[Excerpts from a figure dataset]
+++
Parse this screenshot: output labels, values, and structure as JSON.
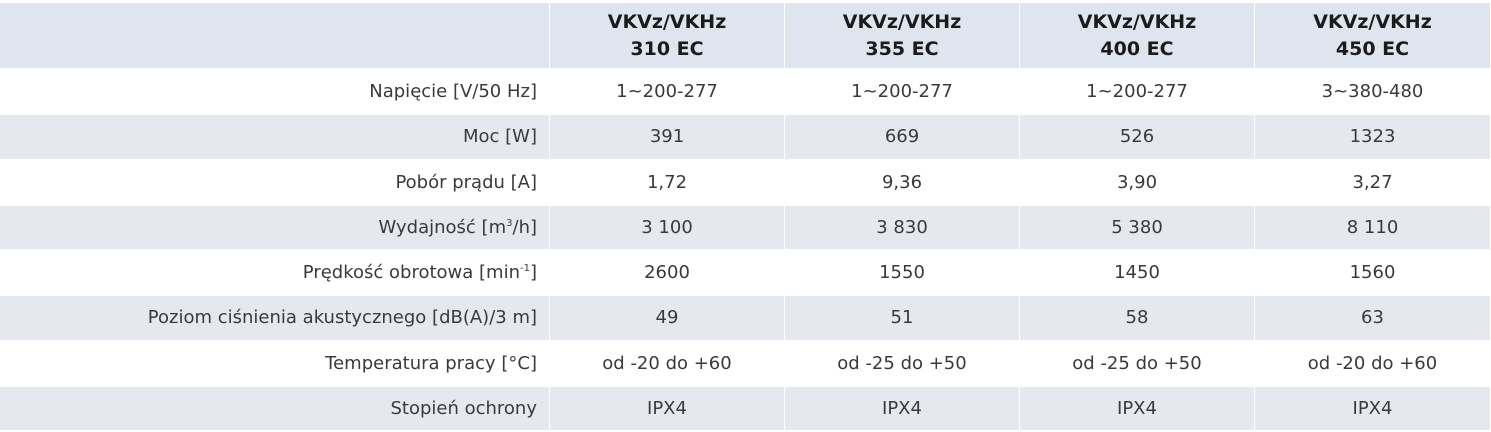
{
  "table": {
    "columns": [
      {
        "line1": "VKVz/VKHz",
        "line2": "310 EC"
      },
      {
        "line1": "VKVz/VKHz",
        "line2": "355 EC"
      },
      {
        "line1": "VKVz/VKHz",
        "line2": "400 EC"
      },
      {
        "line1": "VKVz/VKHz",
        "line2": "450 EC"
      }
    ],
    "rows": [
      {
        "label": "Napięcie [V/50 Hz]",
        "values": [
          "1~200-277",
          "1~200-277",
          "1~200-277",
          "3~380-480"
        ]
      },
      {
        "label": "Moc [W]",
        "values": [
          "391",
          "669",
          "526",
          "1323"
        ]
      },
      {
        "label": "Pobór prądu [A]",
        "values": [
          "1,72",
          "9,36",
          "3,90",
          "3,27"
        ]
      },
      {
        "label_pre": "Wydajność [m",
        "label_sup": "3",
        "label_post": "/h]",
        "values": [
          "3 100",
          "3 830",
          "5 380",
          "8 110"
        ]
      },
      {
        "label_pre": "Prędkość obrotowa [min",
        "label_sup": "-1",
        "label_post": "]",
        "values": [
          "2600",
          "1550",
          "1450",
          "1560"
        ]
      },
      {
        "label": "Poziom ciśnienia akustycznego [dB(A)/3 m]",
        "values": [
          "49",
          "51",
          "58",
          "63"
        ]
      },
      {
        "label": "Temperatura pracy [°C]",
        "values": [
          "od -20 do +60",
          "od -25 do +50",
          "od -25 do +50",
          "od -20 do +60"
        ]
      },
      {
        "label": "Stopień ochrony",
        "values": [
          "IPX4",
          "IPX4",
          "IPX4",
          "IPX4"
        ]
      }
    ]
  }
}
+++
- Brief -
Transcribe the complete set of entries verbatim. No pictures belong in the copy.

- Task response -
Parse this screenshot: output labels, values, and structure as JSON.
{
  "table": {
    "columns": [
      {
        "line1": "VKVz/VKHz",
        "line2": "310 EC"
      },
      {
        "line1": "VKVz/VKHz",
        "line2": "355 EC"
      },
      {
        "line1": "VKVz/VKHz",
        "line2": "400 EC"
      },
      {
        "line1": "VKVz/VKHz",
        "line2": "450 EC"
      }
    ],
    "rows": [
      {
        "label": "Napięcie [V/50 Hz]",
        "values": [
          "1~200-277",
          "1~200-277",
          "1~200-277",
          "3~380-480"
        ]
      },
      {
        "label": "Moc [W]",
        "values": [
          "391",
          "669",
          "526",
          "1323"
        ]
      },
      {
        "label": "Pobór prądu [A]",
        "values": [
          "1,72",
          "9,36",
          "3,90",
          "3,27"
        ]
      },
      {
        "label_pre": "Wydajność [m",
        "label_sup": "3",
        "label_post": "/h]",
        "values": [
          "3 100",
          "3 830",
          "5 380",
          "8 110"
        ]
      },
      {
        "label_pre": "Prędkość obrotowa [min",
        "label_sup": "-1",
        "label_post": "]",
        "values": [
          "2600",
          "1550",
          "1450",
          "1560"
        ]
      },
      {
        "label": "Poziom ciśnienia akustycznego [dB(A)/3 m]",
        "values": [
          "49",
          "51",
          "58",
          "63"
        ]
      },
      {
        "label": "Temperatura pracy [°C]",
        "values": [
          "od -20 do +60",
          "od -25 do +50",
          "od -25 do +50",
          "od -20 do +60"
        ]
      },
      {
        "label": "Stopień ochrony",
        "values": [
          "IPX4",
          "IPX4",
          "IPX4",
          "IPX4"
        ]
      }
    ]
  }
}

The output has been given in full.